Prompt: Find the string "ylabel" in the listing and report every line that has it.
>> start Extracted entries
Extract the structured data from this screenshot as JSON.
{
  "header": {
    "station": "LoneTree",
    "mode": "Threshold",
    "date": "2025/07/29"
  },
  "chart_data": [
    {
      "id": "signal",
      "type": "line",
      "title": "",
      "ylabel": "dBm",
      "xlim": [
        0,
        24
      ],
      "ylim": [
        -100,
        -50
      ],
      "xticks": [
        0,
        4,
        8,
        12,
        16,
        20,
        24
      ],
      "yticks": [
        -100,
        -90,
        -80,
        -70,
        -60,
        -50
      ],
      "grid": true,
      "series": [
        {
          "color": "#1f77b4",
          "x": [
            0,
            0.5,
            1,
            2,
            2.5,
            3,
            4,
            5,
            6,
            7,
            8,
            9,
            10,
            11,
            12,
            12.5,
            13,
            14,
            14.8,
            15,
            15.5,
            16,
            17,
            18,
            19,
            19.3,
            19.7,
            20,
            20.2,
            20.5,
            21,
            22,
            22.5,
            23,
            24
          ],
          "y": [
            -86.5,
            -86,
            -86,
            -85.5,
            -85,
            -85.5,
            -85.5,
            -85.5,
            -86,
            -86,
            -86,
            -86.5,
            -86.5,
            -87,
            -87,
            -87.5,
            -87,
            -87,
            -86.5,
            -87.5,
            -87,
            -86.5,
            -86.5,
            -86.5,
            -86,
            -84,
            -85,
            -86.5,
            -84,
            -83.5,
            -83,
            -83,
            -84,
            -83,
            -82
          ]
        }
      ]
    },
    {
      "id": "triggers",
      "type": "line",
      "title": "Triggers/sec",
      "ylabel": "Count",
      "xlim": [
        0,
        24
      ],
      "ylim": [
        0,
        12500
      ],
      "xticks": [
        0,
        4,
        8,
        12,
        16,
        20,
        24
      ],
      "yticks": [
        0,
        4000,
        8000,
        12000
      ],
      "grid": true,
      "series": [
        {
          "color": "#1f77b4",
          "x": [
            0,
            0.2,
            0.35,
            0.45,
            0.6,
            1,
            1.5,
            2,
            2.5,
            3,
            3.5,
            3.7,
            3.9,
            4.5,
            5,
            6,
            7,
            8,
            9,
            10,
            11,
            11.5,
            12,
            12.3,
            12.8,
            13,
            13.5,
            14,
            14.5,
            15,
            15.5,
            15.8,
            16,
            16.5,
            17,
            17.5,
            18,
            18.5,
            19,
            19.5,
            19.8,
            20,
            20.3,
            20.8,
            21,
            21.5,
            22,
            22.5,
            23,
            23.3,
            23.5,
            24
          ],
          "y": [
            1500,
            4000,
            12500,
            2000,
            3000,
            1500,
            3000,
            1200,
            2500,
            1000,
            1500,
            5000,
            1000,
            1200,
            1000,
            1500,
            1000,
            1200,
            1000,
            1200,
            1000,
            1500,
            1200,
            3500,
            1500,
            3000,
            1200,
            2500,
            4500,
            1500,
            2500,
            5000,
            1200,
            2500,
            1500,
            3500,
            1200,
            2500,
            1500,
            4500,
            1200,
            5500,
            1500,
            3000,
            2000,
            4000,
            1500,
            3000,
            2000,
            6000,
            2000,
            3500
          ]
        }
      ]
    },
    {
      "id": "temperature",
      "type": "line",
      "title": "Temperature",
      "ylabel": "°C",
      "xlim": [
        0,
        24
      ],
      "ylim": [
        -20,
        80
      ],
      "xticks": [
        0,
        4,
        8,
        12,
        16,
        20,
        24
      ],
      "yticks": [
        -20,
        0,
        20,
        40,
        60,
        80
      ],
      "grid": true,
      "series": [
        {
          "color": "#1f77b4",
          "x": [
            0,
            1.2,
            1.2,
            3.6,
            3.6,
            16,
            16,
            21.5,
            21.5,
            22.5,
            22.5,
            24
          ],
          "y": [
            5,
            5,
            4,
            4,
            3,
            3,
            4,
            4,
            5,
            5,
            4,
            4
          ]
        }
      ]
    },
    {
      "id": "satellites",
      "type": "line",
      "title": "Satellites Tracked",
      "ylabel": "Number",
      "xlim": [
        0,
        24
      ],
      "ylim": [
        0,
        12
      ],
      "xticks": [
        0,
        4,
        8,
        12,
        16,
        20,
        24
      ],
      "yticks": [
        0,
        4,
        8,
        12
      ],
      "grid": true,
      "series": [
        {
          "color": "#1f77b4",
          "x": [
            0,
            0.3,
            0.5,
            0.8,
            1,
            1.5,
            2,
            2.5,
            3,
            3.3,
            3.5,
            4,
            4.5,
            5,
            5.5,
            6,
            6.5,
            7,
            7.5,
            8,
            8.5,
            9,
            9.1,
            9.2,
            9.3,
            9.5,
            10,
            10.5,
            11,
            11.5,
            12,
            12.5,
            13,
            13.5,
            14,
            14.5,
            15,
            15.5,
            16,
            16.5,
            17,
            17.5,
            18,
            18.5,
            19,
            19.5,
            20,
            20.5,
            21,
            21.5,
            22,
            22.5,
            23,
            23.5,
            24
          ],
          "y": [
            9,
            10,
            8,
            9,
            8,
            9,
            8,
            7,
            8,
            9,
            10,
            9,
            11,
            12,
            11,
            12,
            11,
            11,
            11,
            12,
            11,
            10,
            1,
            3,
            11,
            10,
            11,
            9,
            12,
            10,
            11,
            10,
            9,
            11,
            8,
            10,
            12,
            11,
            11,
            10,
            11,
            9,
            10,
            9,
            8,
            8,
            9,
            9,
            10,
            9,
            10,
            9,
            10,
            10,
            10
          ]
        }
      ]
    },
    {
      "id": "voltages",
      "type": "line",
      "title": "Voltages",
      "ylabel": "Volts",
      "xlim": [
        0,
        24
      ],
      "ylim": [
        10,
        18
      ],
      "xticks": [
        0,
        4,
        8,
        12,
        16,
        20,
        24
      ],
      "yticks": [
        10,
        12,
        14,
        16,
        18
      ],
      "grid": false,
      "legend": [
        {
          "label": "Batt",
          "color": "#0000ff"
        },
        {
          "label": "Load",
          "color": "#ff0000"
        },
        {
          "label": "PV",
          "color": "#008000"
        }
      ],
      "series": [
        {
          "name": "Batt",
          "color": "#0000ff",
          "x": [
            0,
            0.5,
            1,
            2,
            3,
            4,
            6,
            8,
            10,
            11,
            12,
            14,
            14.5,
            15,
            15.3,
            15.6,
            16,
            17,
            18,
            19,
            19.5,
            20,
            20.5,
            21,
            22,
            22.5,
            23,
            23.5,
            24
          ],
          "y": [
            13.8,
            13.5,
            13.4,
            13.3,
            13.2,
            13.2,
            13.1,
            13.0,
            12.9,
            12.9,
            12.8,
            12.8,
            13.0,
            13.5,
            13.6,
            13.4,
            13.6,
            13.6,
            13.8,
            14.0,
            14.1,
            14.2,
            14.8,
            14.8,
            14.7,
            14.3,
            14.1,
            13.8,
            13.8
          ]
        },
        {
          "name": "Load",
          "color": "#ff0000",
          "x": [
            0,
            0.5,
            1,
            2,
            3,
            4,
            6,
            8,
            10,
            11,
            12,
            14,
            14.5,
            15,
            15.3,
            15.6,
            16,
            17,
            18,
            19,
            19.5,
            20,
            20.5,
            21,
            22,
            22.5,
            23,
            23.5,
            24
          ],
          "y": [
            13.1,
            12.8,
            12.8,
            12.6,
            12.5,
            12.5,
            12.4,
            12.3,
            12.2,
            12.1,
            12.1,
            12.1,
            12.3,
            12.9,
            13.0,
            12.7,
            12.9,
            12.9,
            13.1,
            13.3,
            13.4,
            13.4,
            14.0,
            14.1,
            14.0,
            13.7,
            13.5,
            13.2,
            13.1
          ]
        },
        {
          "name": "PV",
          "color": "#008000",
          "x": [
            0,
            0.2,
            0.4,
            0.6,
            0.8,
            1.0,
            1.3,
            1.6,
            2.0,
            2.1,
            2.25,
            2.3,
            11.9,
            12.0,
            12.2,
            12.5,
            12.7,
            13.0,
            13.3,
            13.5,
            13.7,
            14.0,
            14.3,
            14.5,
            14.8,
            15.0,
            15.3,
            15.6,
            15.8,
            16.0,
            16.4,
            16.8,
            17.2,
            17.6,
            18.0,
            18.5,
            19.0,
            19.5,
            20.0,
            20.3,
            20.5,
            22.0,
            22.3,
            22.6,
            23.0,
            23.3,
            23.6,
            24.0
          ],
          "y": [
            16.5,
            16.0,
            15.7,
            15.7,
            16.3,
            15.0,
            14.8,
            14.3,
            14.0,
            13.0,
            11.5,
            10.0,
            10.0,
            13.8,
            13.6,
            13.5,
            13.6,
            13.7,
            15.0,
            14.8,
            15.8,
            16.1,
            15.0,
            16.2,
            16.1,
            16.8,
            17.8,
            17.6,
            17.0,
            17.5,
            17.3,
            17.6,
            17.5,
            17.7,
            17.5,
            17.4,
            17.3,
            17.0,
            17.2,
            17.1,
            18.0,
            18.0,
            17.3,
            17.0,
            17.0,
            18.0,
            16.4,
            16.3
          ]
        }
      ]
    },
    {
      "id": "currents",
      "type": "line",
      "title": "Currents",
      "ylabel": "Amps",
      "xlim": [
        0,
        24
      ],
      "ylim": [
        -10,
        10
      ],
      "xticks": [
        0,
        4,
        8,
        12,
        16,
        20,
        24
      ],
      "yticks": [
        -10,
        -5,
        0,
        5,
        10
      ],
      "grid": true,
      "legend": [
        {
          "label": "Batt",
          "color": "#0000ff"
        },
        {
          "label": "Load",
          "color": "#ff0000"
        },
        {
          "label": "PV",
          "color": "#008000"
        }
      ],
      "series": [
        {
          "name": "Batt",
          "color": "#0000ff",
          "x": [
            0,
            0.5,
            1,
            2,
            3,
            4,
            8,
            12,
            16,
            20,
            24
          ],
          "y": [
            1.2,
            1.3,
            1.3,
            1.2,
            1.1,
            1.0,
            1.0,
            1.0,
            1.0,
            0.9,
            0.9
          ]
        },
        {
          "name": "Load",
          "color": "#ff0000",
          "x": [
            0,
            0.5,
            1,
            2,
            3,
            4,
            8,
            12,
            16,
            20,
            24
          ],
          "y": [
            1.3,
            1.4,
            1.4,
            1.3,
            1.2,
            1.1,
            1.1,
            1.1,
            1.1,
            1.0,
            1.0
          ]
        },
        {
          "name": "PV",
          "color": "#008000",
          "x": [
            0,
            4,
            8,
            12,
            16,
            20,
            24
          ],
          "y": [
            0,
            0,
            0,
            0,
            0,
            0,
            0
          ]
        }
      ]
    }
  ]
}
>> end Extracted entries
Full answer:
      "ylabel": "dBm",
      "ylabel": "Count",
      "ylabel": "°C",
      "ylabel": "Number",
      "ylabel": "Volts",
      "ylabel": "Amps",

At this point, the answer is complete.